* _OPDRACHT_
Zet alle regels van het materiaal hieronder om in een genummerde lijst en sla lege regels over. Laat de afbeeldingen weg.

* _FRAGMENTEN MATERIAAL_

● ● ● ● ●

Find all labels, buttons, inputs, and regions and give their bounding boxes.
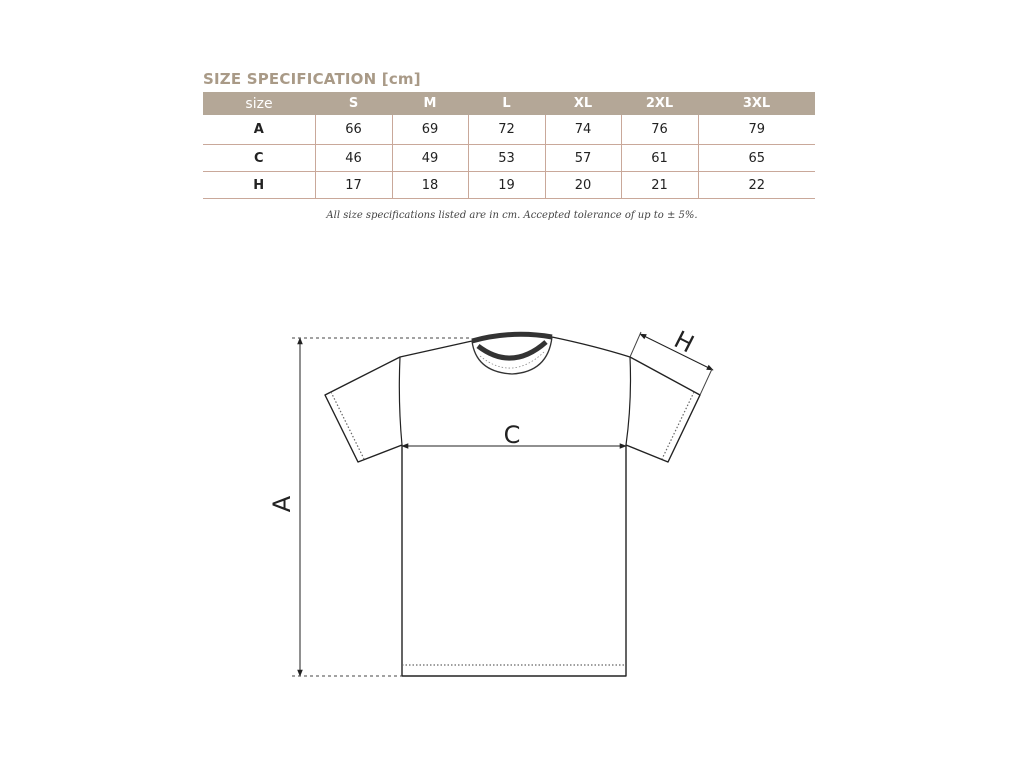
table-cell: 20 — [545, 172, 621, 199]
table-cell: 21 — [621, 172, 698, 199]
table-cell: 65 — [698, 145, 815, 172]
table-cell: 22 — [698, 172, 815, 199]
table-cell: 72 — [468, 115, 545, 145]
header-cell: XL — [545, 92, 621, 115]
table-cell: 49 — [392, 145, 468, 172]
table-cell: 61 — [621, 145, 698, 172]
page-title: SIZE SPECIFICATION [cm] — [203, 70, 421, 88]
table-cell: 18 — [392, 172, 468, 199]
label-a: A — [268, 495, 296, 513]
label-c: C — [503, 421, 521, 449]
tshirt-outline — [325, 337, 700, 676]
table-cell: 57 — [545, 145, 621, 172]
header-cell: 3XL — [698, 92, 815, 115]
row-label: A — [203, 115, 315, 145]
table-cell: 53 — [468, 145, 545, 172]
row-label: C — [203, 145, 315, 172]
table-cell: 74 — [545, 115, 621, 145]
table-cell: 66 — [315, 115, 392, 145]
header-cell: M — [392, 92, 468, 115]
header-cell: S — [315, 92, 392, 115]
tolerance-note: All size specifications listed are in cm. Accepted tolerance of up to ± 5%. — [326, 210, 698, 221]
header-cell: size — [203, 92, 315, 115]
tshirt-body — [325, 337, 700, 676]
table-cell: 79 — [698, 115, 815, 145]
header-cell: 2XL — [621, 92, 698, 115]
header-cell: L — [468, 92, 545, 115]
table-cell: 46 — [315, 145, 392, 172]
row-label: H — [203, 172, 315, 199]
table-cell: 76 — [621, 115, 698, 145]
table-cell: 69 — [392, 115, 468, 145]
table-cell: 19 — [468, 172, 545, 199]
label-h: H — [669, 325, 699, 359]
table-cell: 17 — [315, 172, 392, 199]
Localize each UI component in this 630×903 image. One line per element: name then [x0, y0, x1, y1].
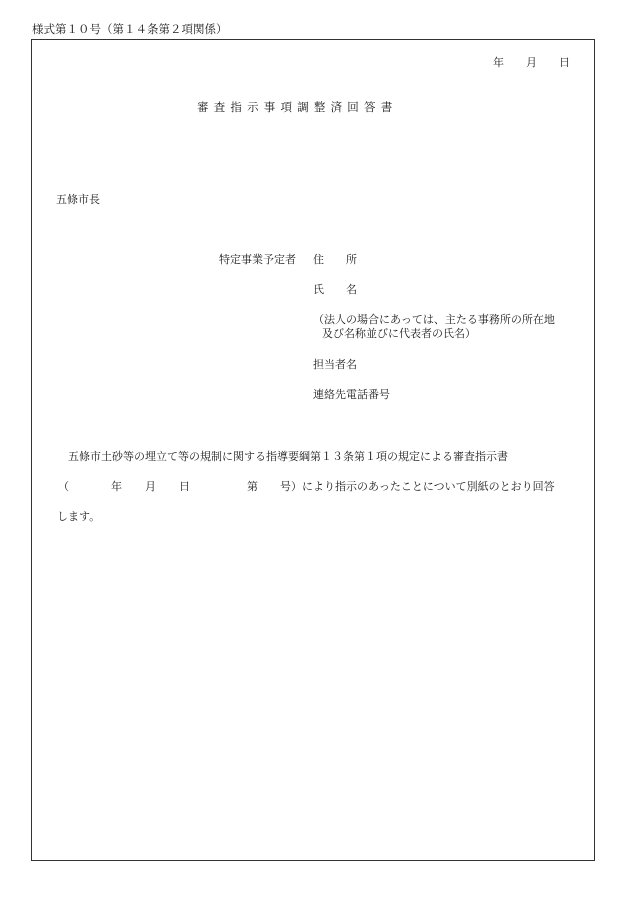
body-text-line-2 — [58, 481, 555, 492]
addressee: 五條市長 — [56, 193, 100, 206]
date-line — [493, 57, 570, 68]
form-number-label: 様式第１０号（第１４条第２項関係） — [32, 22, 228, 36]
applicant-role-label: 特定事業予定者 — [219, 253, 296, 266]
address-label-first: 住 — [313, 253, 324, 266]
body-text-line-3: します。 — [57, 510, 101, 523]
date-year-label: 年 — [493, 56, 504, 69]
contact-person-label: 担当者名 — [313, 358, 357, 371]
body-month-label: 月 — [145, 480, 156, 493]
date-month-label: 月 — [526, 56, 537, 69]
phone-number-label: 連絡先電話番号 — [313, 388, 390, 401]
body-number-suffix: 号） — [280, 480, 302, 493]
body-year-label: 年 — [111, 480, 122, 493]
body-day-label: 日 — [179, 480, 190, 493]
date-day-label: 日 — [559, 56, 570, 69]
body-text-line-1: 五條市土砂等の埋立て等の規制に関する指導要綱第１３条第１項の規定による審査指示書 — [68, 450, 508, 463]
corporate-note-line-1: （法人の場合にあっては、主たる事務所の所在地 — [313, 313, 555, 326]
corporate-note-line-2: 及び名称並びに代表者の氏名） — [322, 327, 476, 340]
address-label-second: 所 — [346, 253, 357, 266]
document-title: 審査指示事項調整済回答書 — [197, 100, 398, 114]
body-number-prefix: 第 — [247, 480, 258, 493]
name-label-second: 名 — [346, 283, 357, 296]
name-label — [313, 284, 357, 295]
address-label — [313, 254, 357, 265]
body-text-line-2-rest: により指示のあったことについて別紙のとおり回答 — [302, 480, 555, 493]
body-open-paren: （ — [58, 480, 69, 493]
name-label-first: 氏 — [313, 283, 324, 296]
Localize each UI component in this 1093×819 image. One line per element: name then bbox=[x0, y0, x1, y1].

● ● ● ● ●

* _JUISTE UITVOER_
1. Find all labels, buttons, inputs, and regions and give their bounding boxes.
2. table-cell: 20 — [545, 172, 621, 199]
3. table-cell: 21 — [621, 172, 698, 199]
4. table-cell: 65 — [698, 145, 815, 172]
5. table-cell: 22 — [698, 172, 815, 199]
6. table-cell: 72 — [468, 115, 545, 145]
7. header-cell: XL — [545, 92, 621, 115]
8. table-cell: 49 — [392, 145, 468, 172]
9. table-cell: 61 — [621, 145, 698, 172]
10. page-title: SIZE SPECIFICATION [cm] — [203, 70, 421, 88]
11. table-cell: 18 — [392, 172, 468, 199]
12. label-a: A — [268, 495, 296, 513]
13. label-c: C — [503, 421, 521, 449]
14. tshirt-outline — [325, 337, 700, 676]
15. table-cell: 57 — [545, 145, 621, 172]
16. header-cell: 3XL — [698, 92, 815, 115]
17. row-label: A — [203, 115, 315, 145]
18. table-cell: 53 — [468, 145, 545, 172]
19. row-label: C — [203, 145, 315, 172]
20. table-cell: 74 — [545, 115, 621, 145]
21. table-cell: 66 — [315, 115, 392, 145]
22. header-cell: M — [392, 92, 468, 115]
23. header-cell: S — [315, 92, 392, 115]
24. tolerance-note: All size specifications listed are in cm. Accepted tolerance of up to ± 5%. — [326, 210, 698, 221]
25. header-cell: size — [203, 92, 315, 115]
26. tshirt-body — [325, 337, 700, 676]
27. table-cell: 79 — [698, 115, 815, 145]
28. header-cell: 2XL — [621, 92, 698, 115]
29. header-cell: L — [468, 92, 545, 115]
30. table-cell: 46 — [315, 145, 392, 172]
31. row-label: H — [203, 172, 315, 199]
32. table-cell: 76 — [621, 115, 698, 145]
33. table-cell: 69 — [392, 115, 468, 145]
34. table-cell: 19 — [468, 172, 545, 199]
35. label-h: H — [669, 325, 699, 359]
36. table-cell: 17 — [315, 172, 392, 199]
37. Localize each UI component in this 630×903 image. One line per element: name then [x0, y0, x1, y1].
38. body-text-line-2 — [58, 481, 555, 492]
39. addressee: 五條市長 — [56, 193, 100, 206]
40. date-line — [493, 57, 570, 68]
41. form-number-label: 様式第１０号（第１４条第２項関係） — [32, 22, 228, 36]
42. applicant-role-label: 特定事業予定者 — [219, 253, 296, 266]
43. address-label-first: 住 — [313, 253, 324, 266]
44. body-text-line-3: します。 — [57, 510, 101, 523]
45. date-year-label: 年 — [493, 56, 504, 69]
46. contact-person-label: 担当者名 — [313, 358, 357, 371]
47. body-month-label: 月 — [145, 480, 156, 493]
48. date-month-label: 月 — [526, 56, 537, 69]
49. phone-number-label: 連絡先電話番号 — [313, 388, 390, 401]
50. body-number-suffix: 号） — [280, 480, 302, 493]
51. body-year-label: 年 — [111, 480, 122, 493]
52. body-day-label: 日 — [179, 480, 190, 493]
53. date-day-label: 日 — [559, 56, 570, 69]
54. body-text-line-1: 五條市土砂等の埋立て等の規制に関する指導要綱第１３条第１項の規定による審査指示書 — [68, 450, 508, 463]
55. corporate-note-line-1: （法人の場合にあっては、主たる事務所の所在地 — [313, 313, 555, 326]
56. corporate-note-line-2: 及び名称並びに代表者の氏名） — [322, 327, 476, 340]
57. address-label-second: 所 — [346, 253, 357, 266]
58. document-title: 審査指示事項調整済回答書 — [197, 100, 398, 114]
59. body-number-prefix: 第 — [247, 480, 258, 493]
60. name-label-second: 名 — [346, 283, 357, 296]
61. name-label — [313, 284, 357, 295]
62. address-label — [313, 254, 357, 265]
63. body-text-line-2-rest: により指示のあったことについて別紙のとおり回答 — [302, 480, 555, 493]
64. body-open-paren: （ — [58, 480, 69, 493]
65. name-label-first: 氏 — [313, 283, 324, 296]
66. Localize each UI component in this 1093×819 image. One line per element: name then bbox=[x0, y0, x1, y1].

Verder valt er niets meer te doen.